Provided records ::
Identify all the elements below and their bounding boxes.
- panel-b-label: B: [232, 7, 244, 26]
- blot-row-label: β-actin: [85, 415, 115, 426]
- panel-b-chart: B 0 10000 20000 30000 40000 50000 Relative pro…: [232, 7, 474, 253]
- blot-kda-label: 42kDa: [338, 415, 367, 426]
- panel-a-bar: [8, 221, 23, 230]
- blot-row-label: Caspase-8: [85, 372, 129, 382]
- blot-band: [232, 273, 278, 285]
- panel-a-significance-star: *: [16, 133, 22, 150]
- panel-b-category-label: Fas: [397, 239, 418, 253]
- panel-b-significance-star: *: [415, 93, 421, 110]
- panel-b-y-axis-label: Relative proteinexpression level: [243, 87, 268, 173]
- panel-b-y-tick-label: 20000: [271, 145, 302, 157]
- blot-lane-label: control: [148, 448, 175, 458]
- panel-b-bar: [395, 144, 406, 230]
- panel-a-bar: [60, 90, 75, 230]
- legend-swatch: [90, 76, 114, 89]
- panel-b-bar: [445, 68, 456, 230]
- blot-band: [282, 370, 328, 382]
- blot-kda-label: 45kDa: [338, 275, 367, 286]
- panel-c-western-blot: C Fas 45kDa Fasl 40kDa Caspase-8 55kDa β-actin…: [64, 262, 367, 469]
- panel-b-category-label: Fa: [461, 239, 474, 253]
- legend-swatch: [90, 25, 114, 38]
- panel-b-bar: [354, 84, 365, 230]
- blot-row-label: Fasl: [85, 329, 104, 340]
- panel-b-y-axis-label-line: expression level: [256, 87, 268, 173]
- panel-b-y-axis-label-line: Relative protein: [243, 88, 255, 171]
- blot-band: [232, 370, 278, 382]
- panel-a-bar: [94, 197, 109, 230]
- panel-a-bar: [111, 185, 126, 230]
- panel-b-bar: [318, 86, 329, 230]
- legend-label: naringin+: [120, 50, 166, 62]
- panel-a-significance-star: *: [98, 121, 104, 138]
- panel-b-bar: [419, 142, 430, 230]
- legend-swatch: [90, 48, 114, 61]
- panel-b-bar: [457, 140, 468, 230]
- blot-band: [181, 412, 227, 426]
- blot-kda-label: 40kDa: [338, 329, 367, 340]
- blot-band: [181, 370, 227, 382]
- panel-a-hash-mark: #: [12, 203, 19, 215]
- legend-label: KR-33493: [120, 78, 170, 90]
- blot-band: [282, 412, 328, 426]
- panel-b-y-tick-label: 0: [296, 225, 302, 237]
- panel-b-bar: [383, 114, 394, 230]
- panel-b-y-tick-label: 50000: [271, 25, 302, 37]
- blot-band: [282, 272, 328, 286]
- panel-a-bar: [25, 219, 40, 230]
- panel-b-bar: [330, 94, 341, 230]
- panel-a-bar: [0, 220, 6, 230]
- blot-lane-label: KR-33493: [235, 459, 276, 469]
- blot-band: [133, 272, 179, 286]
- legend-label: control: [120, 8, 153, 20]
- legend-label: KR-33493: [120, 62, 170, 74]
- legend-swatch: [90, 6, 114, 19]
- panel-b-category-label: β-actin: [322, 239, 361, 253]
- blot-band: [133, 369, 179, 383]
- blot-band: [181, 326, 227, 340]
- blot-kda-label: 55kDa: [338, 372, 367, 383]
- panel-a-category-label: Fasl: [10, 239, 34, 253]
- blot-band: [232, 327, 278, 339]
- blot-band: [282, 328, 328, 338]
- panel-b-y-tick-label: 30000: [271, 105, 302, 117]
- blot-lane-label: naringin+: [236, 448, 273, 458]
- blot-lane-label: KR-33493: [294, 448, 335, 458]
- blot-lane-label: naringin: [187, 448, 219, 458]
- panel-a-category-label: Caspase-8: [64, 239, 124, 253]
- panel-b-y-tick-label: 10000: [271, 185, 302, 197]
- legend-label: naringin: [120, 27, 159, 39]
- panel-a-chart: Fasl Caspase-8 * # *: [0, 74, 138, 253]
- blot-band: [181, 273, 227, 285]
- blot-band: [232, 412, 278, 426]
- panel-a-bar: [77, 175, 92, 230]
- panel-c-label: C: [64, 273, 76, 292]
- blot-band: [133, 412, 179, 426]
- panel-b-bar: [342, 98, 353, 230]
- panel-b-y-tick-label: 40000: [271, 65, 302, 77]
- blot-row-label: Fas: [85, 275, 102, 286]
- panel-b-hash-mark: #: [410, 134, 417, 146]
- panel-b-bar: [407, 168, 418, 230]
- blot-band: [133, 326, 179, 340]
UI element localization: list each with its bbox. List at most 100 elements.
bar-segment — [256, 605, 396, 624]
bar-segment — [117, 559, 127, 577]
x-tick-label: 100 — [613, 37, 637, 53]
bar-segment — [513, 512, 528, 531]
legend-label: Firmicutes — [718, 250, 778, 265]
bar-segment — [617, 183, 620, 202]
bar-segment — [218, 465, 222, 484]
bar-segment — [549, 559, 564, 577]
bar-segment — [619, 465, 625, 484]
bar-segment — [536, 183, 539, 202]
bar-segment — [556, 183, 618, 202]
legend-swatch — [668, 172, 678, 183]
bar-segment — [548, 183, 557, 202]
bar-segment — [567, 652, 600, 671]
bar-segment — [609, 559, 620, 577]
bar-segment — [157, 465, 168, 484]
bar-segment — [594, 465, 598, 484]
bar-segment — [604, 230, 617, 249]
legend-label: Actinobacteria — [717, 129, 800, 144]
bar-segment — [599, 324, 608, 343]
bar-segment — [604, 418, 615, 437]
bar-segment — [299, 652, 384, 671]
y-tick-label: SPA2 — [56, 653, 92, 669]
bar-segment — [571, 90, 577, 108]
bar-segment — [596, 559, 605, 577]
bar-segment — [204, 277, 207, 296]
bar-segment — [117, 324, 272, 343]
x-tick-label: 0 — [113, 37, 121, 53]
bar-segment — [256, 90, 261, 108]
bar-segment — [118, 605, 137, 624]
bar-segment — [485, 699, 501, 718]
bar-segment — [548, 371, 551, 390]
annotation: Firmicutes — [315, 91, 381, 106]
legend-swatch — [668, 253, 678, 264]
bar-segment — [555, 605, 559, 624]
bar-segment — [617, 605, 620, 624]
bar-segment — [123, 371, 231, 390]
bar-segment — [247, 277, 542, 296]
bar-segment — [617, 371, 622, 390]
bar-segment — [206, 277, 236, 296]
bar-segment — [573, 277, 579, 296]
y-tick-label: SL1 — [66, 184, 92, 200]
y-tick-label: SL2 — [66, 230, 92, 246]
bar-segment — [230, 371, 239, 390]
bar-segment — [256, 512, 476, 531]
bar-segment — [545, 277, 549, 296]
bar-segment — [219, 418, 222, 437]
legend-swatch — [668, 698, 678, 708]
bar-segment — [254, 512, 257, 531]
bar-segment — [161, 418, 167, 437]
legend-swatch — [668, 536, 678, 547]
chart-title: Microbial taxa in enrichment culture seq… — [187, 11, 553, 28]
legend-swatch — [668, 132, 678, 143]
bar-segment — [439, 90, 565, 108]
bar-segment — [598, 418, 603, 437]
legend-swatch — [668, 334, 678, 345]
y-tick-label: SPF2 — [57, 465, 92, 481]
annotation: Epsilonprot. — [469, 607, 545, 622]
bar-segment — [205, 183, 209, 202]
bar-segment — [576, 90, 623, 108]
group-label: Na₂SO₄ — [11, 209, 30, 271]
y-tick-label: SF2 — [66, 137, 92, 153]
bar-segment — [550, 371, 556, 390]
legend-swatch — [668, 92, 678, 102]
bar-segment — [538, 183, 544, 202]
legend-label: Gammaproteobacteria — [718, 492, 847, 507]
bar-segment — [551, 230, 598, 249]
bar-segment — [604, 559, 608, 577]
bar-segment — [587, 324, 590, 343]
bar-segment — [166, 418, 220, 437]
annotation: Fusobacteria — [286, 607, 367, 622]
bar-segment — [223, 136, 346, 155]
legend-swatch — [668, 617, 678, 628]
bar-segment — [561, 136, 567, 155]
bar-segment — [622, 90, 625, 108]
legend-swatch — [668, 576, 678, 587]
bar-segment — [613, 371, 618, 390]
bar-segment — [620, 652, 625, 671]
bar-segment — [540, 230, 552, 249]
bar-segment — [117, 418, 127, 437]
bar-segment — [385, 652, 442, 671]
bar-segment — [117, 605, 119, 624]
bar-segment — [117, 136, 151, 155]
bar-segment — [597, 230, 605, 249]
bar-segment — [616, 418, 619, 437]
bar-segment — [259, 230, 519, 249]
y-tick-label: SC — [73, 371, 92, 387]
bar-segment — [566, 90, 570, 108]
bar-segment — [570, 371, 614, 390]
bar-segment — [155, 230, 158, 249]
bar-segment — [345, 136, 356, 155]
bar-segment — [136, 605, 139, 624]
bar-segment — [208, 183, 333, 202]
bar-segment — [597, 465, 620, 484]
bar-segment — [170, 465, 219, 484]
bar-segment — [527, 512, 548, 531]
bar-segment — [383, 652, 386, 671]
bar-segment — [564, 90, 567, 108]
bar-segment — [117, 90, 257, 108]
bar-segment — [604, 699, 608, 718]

Exercise prompt :: Reproduce each line of the records in which "category" appears.

The answer ::
- panel-b-category-label: Fas: [397, 239, 418, 253]
- panel-b-category-label: Fa: [461, 239, 474, 253]
- panel-b-category-label: β-actin: [322, 239, 361, 253]
- panel-a-category-label: Fasl: [10, 239, 34, 253]
- panel-a-category-label: Caspase-8: [64, 239, 124, 253]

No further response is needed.